# PROBLEM REQUIREMENTS:
Each entry that follows must be output without any deviation.

start PROVIDED INFORMATION

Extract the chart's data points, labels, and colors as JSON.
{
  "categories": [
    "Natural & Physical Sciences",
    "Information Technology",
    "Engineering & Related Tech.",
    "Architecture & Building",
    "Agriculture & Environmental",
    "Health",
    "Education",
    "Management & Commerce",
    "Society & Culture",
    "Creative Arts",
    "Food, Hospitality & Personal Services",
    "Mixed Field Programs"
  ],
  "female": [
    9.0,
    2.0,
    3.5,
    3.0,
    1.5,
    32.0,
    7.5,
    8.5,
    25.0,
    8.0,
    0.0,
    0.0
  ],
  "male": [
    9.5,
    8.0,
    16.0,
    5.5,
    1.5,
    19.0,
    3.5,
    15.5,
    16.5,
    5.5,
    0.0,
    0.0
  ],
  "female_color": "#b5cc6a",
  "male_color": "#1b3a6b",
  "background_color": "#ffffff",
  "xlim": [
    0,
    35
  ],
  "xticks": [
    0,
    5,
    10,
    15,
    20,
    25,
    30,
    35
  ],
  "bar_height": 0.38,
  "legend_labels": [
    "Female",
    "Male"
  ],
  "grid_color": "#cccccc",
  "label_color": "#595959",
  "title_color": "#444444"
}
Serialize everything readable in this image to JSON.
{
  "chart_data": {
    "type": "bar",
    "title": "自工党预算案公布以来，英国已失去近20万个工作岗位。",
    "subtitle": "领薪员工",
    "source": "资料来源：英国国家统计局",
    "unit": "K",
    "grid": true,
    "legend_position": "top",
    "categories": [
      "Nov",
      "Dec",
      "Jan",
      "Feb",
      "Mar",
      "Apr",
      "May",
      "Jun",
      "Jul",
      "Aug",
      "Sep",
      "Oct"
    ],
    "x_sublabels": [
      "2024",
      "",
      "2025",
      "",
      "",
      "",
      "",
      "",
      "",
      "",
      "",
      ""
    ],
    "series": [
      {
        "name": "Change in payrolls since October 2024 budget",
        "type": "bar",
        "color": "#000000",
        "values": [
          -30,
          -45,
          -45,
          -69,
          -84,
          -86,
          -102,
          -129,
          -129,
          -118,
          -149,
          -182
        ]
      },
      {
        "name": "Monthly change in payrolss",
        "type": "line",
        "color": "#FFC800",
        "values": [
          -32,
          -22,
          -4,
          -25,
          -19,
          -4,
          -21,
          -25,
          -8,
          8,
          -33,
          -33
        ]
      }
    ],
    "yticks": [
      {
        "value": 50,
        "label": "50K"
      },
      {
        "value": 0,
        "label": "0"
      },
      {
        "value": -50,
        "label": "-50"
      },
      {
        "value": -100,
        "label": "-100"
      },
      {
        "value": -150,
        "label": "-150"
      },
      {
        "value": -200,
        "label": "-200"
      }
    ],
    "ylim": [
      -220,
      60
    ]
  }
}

end PROVIDED INFORMATION

# OUTPUT OF THE EXERCISE:
Extract the chart's data points, labels, and colors as JSON.
{
  "categories": [
    "Natural & Physical Sciences",
    "Information Technology",
    "Engineering & Related Tech.",
    "Architecture & Building",
    "Agriculture & Environmental",
    "Health",
    "Education",
    "Management & Commerce",
    "Society & Culture",
    "Creative Arts",
    "Food, Hospitality & Personal Services",
    "Mixed Field Programs"
  ],
  "female": [
    9.0,
    2.0,
    3.5,
    3.0,
    1.5,
    32.0,
    7.5,
    8.5,
    25.0,
    8.0,
    0.0,
    0.0
  ],
  "male": [
    9.5,
    8.0,
    16.0,
    5.5,
    1.5,
    19.0,
    3.5,
    15.5,
    16.5,
    5.5,
    0.0,
    0.0
  ],
  "female_color": "#b5cc6a",
  "male_color": "#1b3a6b",
  "background_color": "#ffffff",
  "xlim": [
    0,
    35
  ],
  "xticks": [
    0,
    5,
    10,
    15,
    20,
    25,
    30,
    35
  ],
  "bar_height": 0.38,
  "legend_labels": [
    "Female",
    "Male"
  ],
  "grid_color": "#cccccc",
  "label_color": "#595959",
  "title_color": "#444444"
}
Serialize everything readable in this image to JSON.
{
  "chart_data": {
    "type": "bar",
    "title": "自工党预算案公布以来，英国已失去近20万个工作岗位。",
    "subtitle": "领薪员工",
    "source": "资料来源：英国国家统计局",
    "unit": "K",
    "grid": true,
    "legend_position": "top",
    "categories": [
      "Nov",
      "Dec",
      "Jan",
      "Feb",
      "Mar",
      "Apr",
      "May",
      "Jun",
      "Jul",
      "Aug",
      "Sep",
      "Oct"
    ],
    "x_sublabels": [
      "2024",
      "",
      "2025",
      "",
      "",
      "",
      "",
      "",
      "",
      "",
      "",
      ""
    ],
    "series": [
      {
        "name": "Change in payrolls since October 2024 budget",
        "type": "bar",
        "color": "#000000",
        "values": [
          -30,
          -45,
          -45,
          -69,
          -84,
          -86,
          -102,
          -129,
          -129,
          -118,
          -149,
          -182
        ]
      },
      {
        "name": "Monthly change in payrolss",
        "type": "line",
        "color": "#FFC800",
        "values": [
          -32,
          -22,
          -4,
          -25,
          -19,
          -4,
          -21,
          -25,
          -8,
          8,
          -33,
          -33
        ]
      }
    ],
    "yticks": [
      {
        "value": 50,
        "label": "50K"
      },
      {
        "value": 0,
        "label": "0"
      },
      {
        "value": -50,
        "label": "-50"
      },
      {
        "value": -100,
        "label": "-100"
      },
      {
        "value": -150,
        "label": "-150"
      },
      {
        "value": -200,
        "label": "-200"
      }
    ],
    "ylim": [
      -220,
      60
    ]
  }
}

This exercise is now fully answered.